WRITTEN PROBLEM: Rewrite the material below as a JSON list of strings, one string per line, with blank lines skipped. Include every line except the pictures.

DATA ENTRIES:
------------------------------------------------
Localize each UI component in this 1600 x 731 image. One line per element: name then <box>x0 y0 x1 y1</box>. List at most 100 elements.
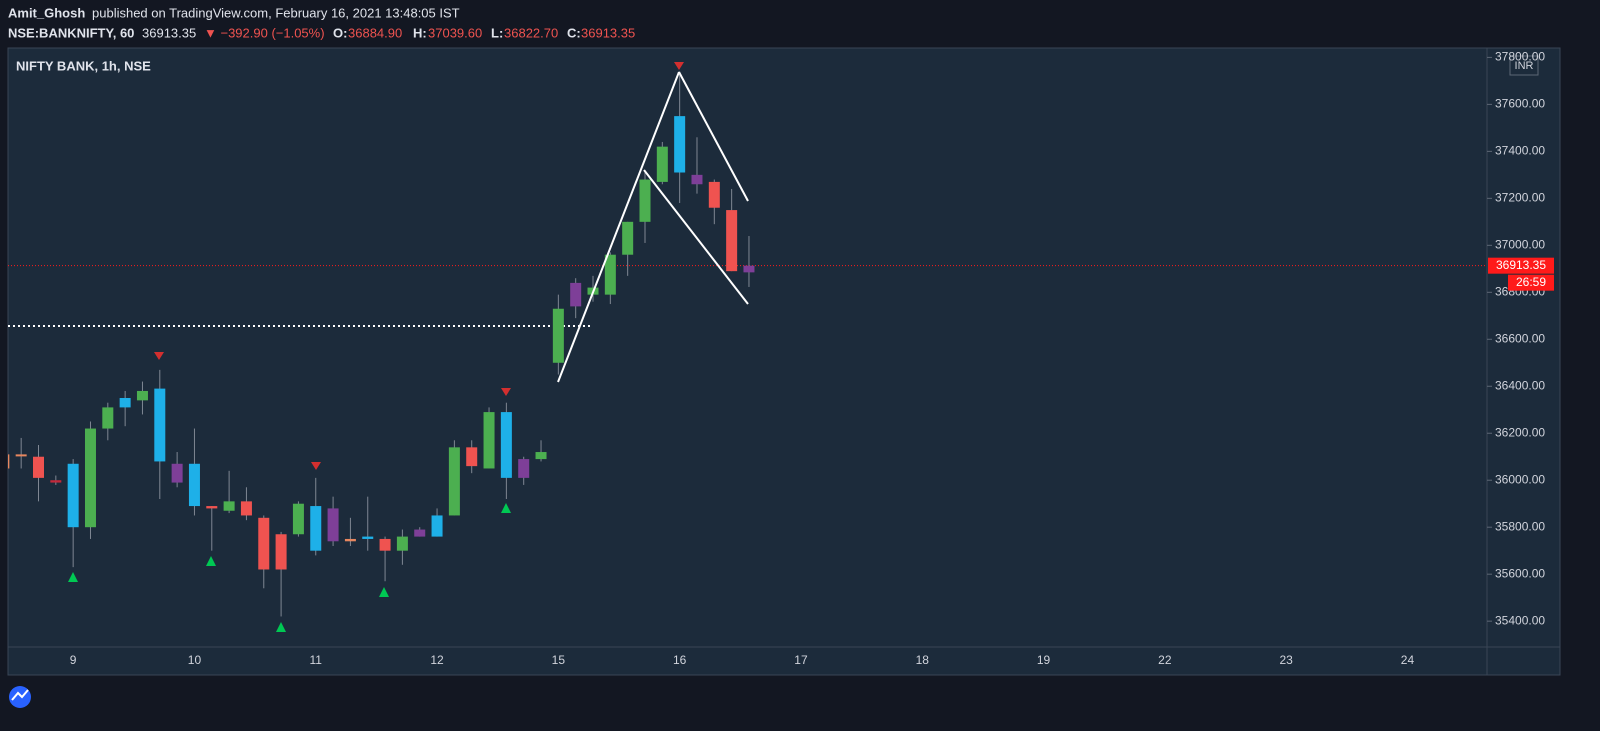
countdown-label: 26:59 <box>1516 275 1546 289</box>
candle-body <box>327 508 339 542</box>
o-label: O: <box>333 25 347 40</box>
candle-body <box>708 181 720 208</box>
last-price-box <box>1488 257 1554 274</box>
change: ▼ −392.90 (−1.05%) <box>204 25 325 40</box>
candle-body <box>414 529 426 537</box>
candle-body <box>570 282 582 307</box>
y-tick-label: 36400.00 <box>1495 378 1545 392</box>
author: Amit_Ghosh <box>8 5 85 20</box>
candle-body <box>67 463 79 528</box>
countdown-box <box>1508 274 1554 291</box>
y-tick-label: 36000.00 <box>1495 472 1545 486</box>
candle-body <box>518 459 530 478</box>
x-tick-label: 16 <box>673 653 687 667</box>
candle-body <box>674 116 686 173</box>
pivot-low <box>501 503 511 513</box>
y-tick-label: 37200.00 <box>1495 191 1545 205</box>
candle-body <box>188 463 200 507</box>
price: 36913.35 <box>142 25 196 40</box>
candle-body <box>691 174 703 185</box>
candle-body <box>639 179 651 222</box>
currency-box <box>1509 55 1539 76</box>
candle-body <box>258 517 270 570</box>
candle-body <box>500 412 512 478</box>
candle-body <box>8 454 10 469</box>
candle-body <box>466 447 478 467</box>
candle-body <box>344 538 356 542</box>
trend-lines <box>557 71 749 383</box>
symbol: NSE:BANKNIFTY, 60 <box>8 25 134 40</box>
candle-body <box>362 536 374 539</box>
plot <box>8 71 1487 617</box>
y-tick-label: 35800.00 <box>1495 519 1545 533</box>
candle-body <box>206 506 218 509</box>
y-tick-label: 37000.00 <box>1495 237 1545 251</box>
y-tick-label: 37800.00 <box>1495 50 1545 64</box>
candle-body <box>32 456 44 478</box>
x-tick-label: 24 <box>1401 653 1415 667</box>
candle-body <box>552 308 564 363</box>
close: 36913.35 <box>581 25 635 40</box>
axis-corner <box>1486 646 1561 676</box>
y-tick-label: 37400.00 <box>1495 144 1545 158</box>
pivot-highs <box>154 62 684 470</box>
x-tick-label: 9 <box>70 653 77 667</box>
y-tick-label: 36600.00 <box>1495 331 1545 345</box>
pivot-high <box>501 388 511 396</box>
pivot-high <box>311 462 321 470</box>
candle-body <box>726 210 738 272</box>
low: 36822.70 <box>504 25 558 40</box>
y-tick-label: 37600.00 <box>1495 97 1545 111</box>
x-tick-label: 11 <box>310 653 323 667</box>
candle-body <box>604 254 616 295</box>
open: 36884.90 <box>348 25 402 40</box>
candle-body <box>379 538 391 551</box>
y-tick-label: 35400.00 <box>1495 613 1545 627</box>
candle-body <box>396 536 408 551</box>
x-tick-label: 12 <box>430 653 444 667</box>
candle-body <box>275 534 287 570</box>
x-tick-label: 19 <box>1037 653 1051 667</box>
pivot-low <box>206 556 216 566</box>
h-label: H: <box>413 25 427 40</box>
candle-body <box>483 412 495 469</box>
last-price-label: 36913.35 <box>1496 258 1546 272</box>
candle-body <box>292 503 304 535</box>
candle-body <box>171 463 183 483</box>
x-tick-label: 23 <box>1279 653 1293 667</box>
plot-area <box>7 47 1488 648</box>
pivot-low <box>68 572 78 582</box>
price-axis <box>1486 47 1561 648</box>
candle-body <box>535 452 547 460</box>
x-tick-label: 22 <box>1158 653 1172 667</box>
y-tick-label: 35600.00 <box>1495 566 1545 580</box>
logo <box>9 686 31 708</box>
candle-body <box>102 407 114 429</box>
candle-body <box>50 480 62 483</box>
trend-line <box>643 169 749 305</box>
candle-body <box>656 146 668 182</box>
candle-body <box>743 265 755 273</box>
chart-title: NIFTY BANK, 1h, NSE <box>16 58 151 73</box>
x-tick-label: 15 <box>552 653 566 667</box>
y-tick-label: 36200.00 <box>1495 425 1545 439</box>
currency-label: INR <box>1515 60 1534 72</box>
x-tick-label: 10 <box>188 653 202 667</box>
x-tick-label: 18 <box>916 653 930 667</box>
time-axis <box>7 646 1488 676</box>
pivot-high <box>674 62 684 70</box>
candle-body <box>136 390 148 401</box>
x-tick-label: 17 <box>794 653 808 667</box>
published: published on TradingView.com, February 1… <box>92 5 460 20</box>
candle-body <box>310 506 322 551</box>
high: 37039.60 <box>428 25 482 40</box>
candle-body <box>15 454 27 457</box>
candle-body <box>84 428 96 528</box>
trend-line <box>678 71 749 202</box>
candle-body <box>223 501 235 511</box>
l-label: L: <box>491 25 503 40</box>
candle-body <box>431 515 443 537</box>
pivot-high <box>154 352 164 360</box>
candle-body <box>448 447 460 516</box>
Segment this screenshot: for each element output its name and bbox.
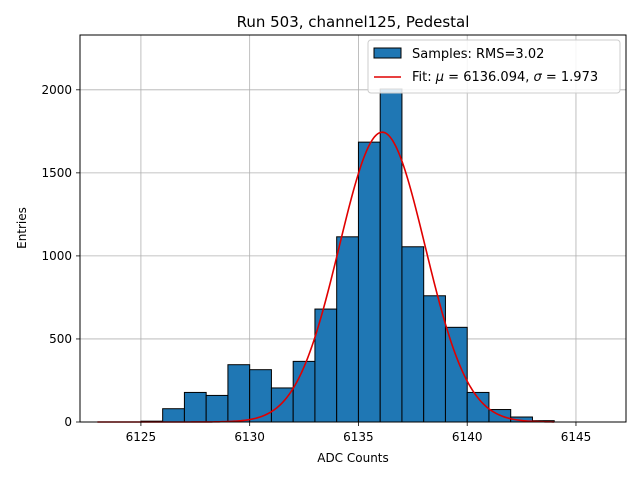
legend-box (367, 39, 621, 94)
fit-label-sigma-symbol: σ (534, 70, 543, 85)
histogram-bar (162, 408, 185, 423)
y-tick-label: 0 (64, 415, 72, 429)
histogram-bar (401, 246, 425, 423)
fit-label-mu-symbol: μ (435, 70, 444, 85)
fit-label-prefix: Fit: (412, 70, 436, 85)
fit-label-mu-value: = 6136.094, (444, 70, 533, 85)
x-axis-label: ADC Counts (317, 451, 389, 465)
legend-histogram-swatch (373, 47, 402, 59)
y-tick-label: 2000 (41, 83, 72, 97)
plot-frame (79, 34, 627, 423)
x-tick-label: 6135 (343, 430, 374, 444)
x-tick-label: 6130 (234, 430, 265, 444)
histogram-bar (183, 391, 207, 423)
legend-histogram-label: Samples: RMS=3.02 (412, 47, 544, 62)
x-tick-label: 6145 (561, 430, 592, 444)
legend-fit-label: Fit: μ = 6136.094, σ = 1.973 (412, 70, 598, 85)
y-tick-label: 500 (49, 332, 72, 346)
x-tick-label: 6140 (452, 430, 483, 444)
legend: Samples: RMS=3.02 Fit: μ = 6136.094, σ =… (367, 39, 621, 94)
chart-title: Run 503, channel125, Pedestal (237, 13, 470, 31)
y-axis-label: Entries (15, 207, 29, 249)
y-tick-label: 1000 (41, 249, 72, 263)
x-axis-ticks: 6125 6130 6135 6140 6145 (126, 422, 592, 444)
histogram-bar (336, 236, 359, 423)
y-axis-ticks: 0 500 1000 1500 2000 (41, 83, 80, 429)
y-tick-label: 1500 (41, 166, 72, 180)
histogram-bar (292, 360, 316, 423)
x-tick-label: 6125 (126, 430, 157, 444)
histogram-bar (205, 394, 229, 423)
histogram-bar (357, 141, 381, 423)
histogram-bar (227, 364, 251, 423)
fit-label-sigma-value: = 1.973 (542, 70, 598, 85)
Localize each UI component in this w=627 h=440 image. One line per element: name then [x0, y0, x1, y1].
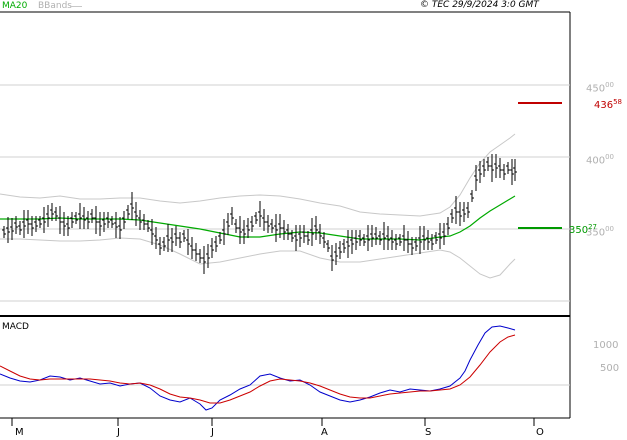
------------------------------------------------
OUTPUT FOR THIS TASK:
[
  "Localize each UI component in this 1600 x 731 image. One line per element: name then <box>x0 y0 x1 y1</box>. List at most 100 elements.",
  "countdown-label: 26:59 <box>1516 275 1546 289</box>",
  "candle-body <box>327 508 339 542</box>",
  "o-label: O: <box>333 25 347 40</box>",
  "candle-body <box>708 181 720 208</box>",
  "last-price-box <box>1488 257 1554 274</box>",
  "change: ▼ −392.90 (−1.05%) <box>204 25 325 40</box>",
  "candle-body <box>414 529 426 537</box>",
  "candle-body <box>570 282 582 307</box>",
  "y-tick-label: 36400.00 <box>1495 378 1545 392</box>",
  "author: Amit_Ghosh <box>8 5 85 20</box>",
  "candle-body <box>67 463 79 528</box>",
  "countdown-box <box>1508 274 1554 291</box>",
  "y-tick-label: 36000.00 <box>1495 472 1545 486</box>",
  "candle-body <box>518 459 530 478</box>",
  "x-tick-label: 16 <box>673 653 687 667</box>",
  "candle-body <box>674 116 686 173</box>",
  "pivot-low <box>501 503 511 513</box>",
  "y-tick-label: 37200.00 <box>1495 191 1545 205</box>",
  "candle-body <box>188 463 200 507</box>",
  "price: 36913.35 <box>142 25 196 40</box>",
  "candle-body <box>691 174 703 185</box>",
  "candle-body <box>639 179 651 222</box>",
  "currency-box <box>1509 55 1539 76</box>",
  "candle-body <box>258 517 270 570</box>",
  "candle-body <box>500 412 512 478</box>",
  "candle-body <box>8 454 10 469</box>",
  "candle-body <box>466 447 478 467</box>",
  "candle-body <box>344 538 356 542</box>",
  "trend-lines <box>557 71 749 383</box>",
  "symbol: NSE:BANKNIFTY, 60 <box>8 25 134 40</box>",
  "candle-body <box>362 536 374 539</box>",
  "plot <box>8 71 1487 617</box>",
  "y-tick-label: 35800.00 <box>1495 519 1545 533</box>",
  "candle-body <box>206 506 218 509</box>",
  "y-tick-label: 37000.00 <box>1495 237 1545 251</box>",
  "y-tick-label: 37800.00 <box>1495 50 1545 64</box>",
  "candle-body <box>32 456 44 478</box>",
  "x-tick-label: 24 <box>1401 653 1415 667</box>",
  "candle-body <box>552 308 564 363</box>",
  "close: 36913.35 <box>581 25 635 40</box>",
  "axis-corner <box>1486 646 1561 676</box>",
  "y-tick-label: 37400.00 <box>1495 144 1545 158</box>",
  "pivot-highs <box>154 62 684 470</box>",
  "x-tick-label: 9 <box>70 653 77 667</box>",
  "y-tick-label: 36600.00 <box>1495 331 1545 345</box>",
  "pivot-high <box>501 388 511 396</box>",
  "pivot-high <box>311 462 321 470</box>",
  "candle-body <box>726 210 738 272</box>",
  "low: 36822.70 <box>504 25 558 40</box>",
  "y-tick-label: 37600.00 <box>1495 97 1545 111</box>",
  "x-tick-label: 11 <box>310 653 323 667</box>",
  "candle-body <box>604 254 616 295</box>",
  "open: 36884.90 <box>348 25 402 40</box>",
  "candle-body <box>379 538 391 551</box>",
  "y-tick-label: 35400.00 <box>1495 613 1545 627</box>",
  "candle-body <box>396 536 408 551</box>",
  "x-tick-label: 12 <box>430 653 444 667</box>",
  "candle-body <box>275 534 287 570</box>",
  "x-tick-label: 19 <box>1037 653 1051 667</box>",
  "pivot-low <box>206 556 216 566</box>",
  "h-label: H: <box>413 25 427 40</box>",
  "candle-body <box>483 412 495 469</box>",
  "last-price-label: 36913.35 <box>1496 258 1546 272</box>",
  "candle-body <box>292 503 304 535</box>",
  "candle-body <box>171 463 183 483</box>",
  "x-tick-label: 23 <box>1279 653 1293 667</box>",
  "plot-area <box>7 47 1488 648</box>",
  "pivot-low <box>68 572 78 582</box>",
  "price-axis <box>1486 47 1561 648</box>",
  "candle-body <box>535 452 547 460</box>",
  "x-tick-label: 22 <box>1158 653 1172 667</box>",
  "y-tick-label: 35600.00 <box>1495 566 1545 580</box>",
  "logo <box>9 686 31 708</box>",
  "candle-body <box>102 407 114 429</box>",
  "candle-body <box>50 480 62 483</box>",
  "trend-line <box>643 169 749 305</box>",
  "candle-body <box>656 146 668 182</box>",
  "candle-body <box>743 265 755 273</box>",
  "chart-title: NIFTY BANK, 1h, NSE <box>16 58 151 73</box>",
  "x-tick-label: 15 <box>552 653 566 667</box>",
  "y-tick-label: 36200.00 <box>1495 425 1545 439</box>",
  "currency-label: INR <box>1515 60 1534 72</box>",
  "x-tick-label: 10 <box>188 653 202 667</box>",
  "x-tick-label: 18 <box>916 653 930 667</box>",
  "time-axis <box>7 646 1488 676</box>",
  "pivot-high <box>674 62 684 70</box>",
  "candle-body <box>136 390 148 401</box>",
  "x-tick-label: 17 <box>794 653 808 667</box>",
  "published: published on TradingView.com, February 1… <box>92 5 460 20</box>",
  "candle-body <box>310 506 322 551</box>",
  "high: 37039.60 <box>428 25 482 40</box>",
  "candle-body <box>15 454 27 457</box>",
  "candle-body <box>84 428 96 528</box>",
  "trend-line <box>678 71 749 202</box>",
  "candle-body <box>223 501 235 511</box>",
  "l-label: L: <box>491 25 503 40</box>",
  "candle-body <box>431 515 443 537</box>",
  "pivot-high <box>154 352 164 360</box>",
  "candle-body <box>448 447 460 516</box>",
  "Segment this screenshot: for each element output its name and bbox.",
  "legend-box (367, 39, 621, 94)",
  "fit-label-sigma-symbol: σ (534, 70, 543, 85)",
  "histogram-bar (162, 408, 185, 423)",
  "y-tick-label: 0 (64, 415, 72, 429)",
  "histogram-bar (401, 246, 425, 423)",
  "fit-label-mu-symbol: μ (435, 70, 444, 85)",
  "fit-label-prefix: Fit: (412, 70, 436, 85)",
  "fit-label-mu-value: = 6136.094, (444, 70, 533, 85)",
  "x-axis-label: ADC Counts (317, 451, 389, 465)",
  "legend-histogram-swatch (373, 47, 402, 59)",
  "y-tick-label: 2000 (41, 83, 72, 97)",
  "plot-frame (79, 34, 627, 423)",
  "x-tick-label: 6135 (343, 430, 374, 444)",
  "x-tick-label: 6130 (234, 430, 265, 444)",
  "histogram-bar (183, 391, 207, 423)",
  "legend-histogram-label: Samples: RMS=3.02 (412, 47, 544, 62)",
  "x-tick-label: 6145 (561, 430, 592, 444)",
  "legend-fit-label: Fit: μ = 6136.094, σ = 1.973 (412, 70, 598, 85)",
  "y-tick-label: 500 (49, 332, 72, 346)",
  "x-tick-label: 6140 (452, 430, 483, 444)",
  "legend: Samples: RMS=3.02 Fit: μ = 6136.094, σ =… (367, 39, 621, 94)",
  "chart-title: Run 503, channel125, Pedestal (237, 13, 470, 31)",
  "y-axis-label: Entries (15, 207, 29, 249)",
  "y-tick-label: 1000 (41, 249, 72, 263)",
  "x-axis-ticks: 6125 6130 6135 6140 6145 (126, 422, 592, 444)",
  "histogram-bar (336, 236, 359, 423)",
  "y-axis-ticks: 0 500 1000 1500 2000 (41, 83, 80, 429)",
  "y-tick-label: 1500 (41, 166, 72, 180)",
  "histogram-bar (292, 360, 316, 423)",
  "x-tick-label: 6125 (126, 430, 157, 444)",
  "histogram-bar (205, 394, 229, 423)",
  "histogram-bar (357, 141, 381, 423)",
  "histogram-bar (227, 364, 251, 423)",
  "fit-label-sigma-value: = 1.973 (542, 70, 598, 85)",
  "Localize each UI component in this w=627 h=440 image. One line per element: name then [x0, y0, x1, y1]."
]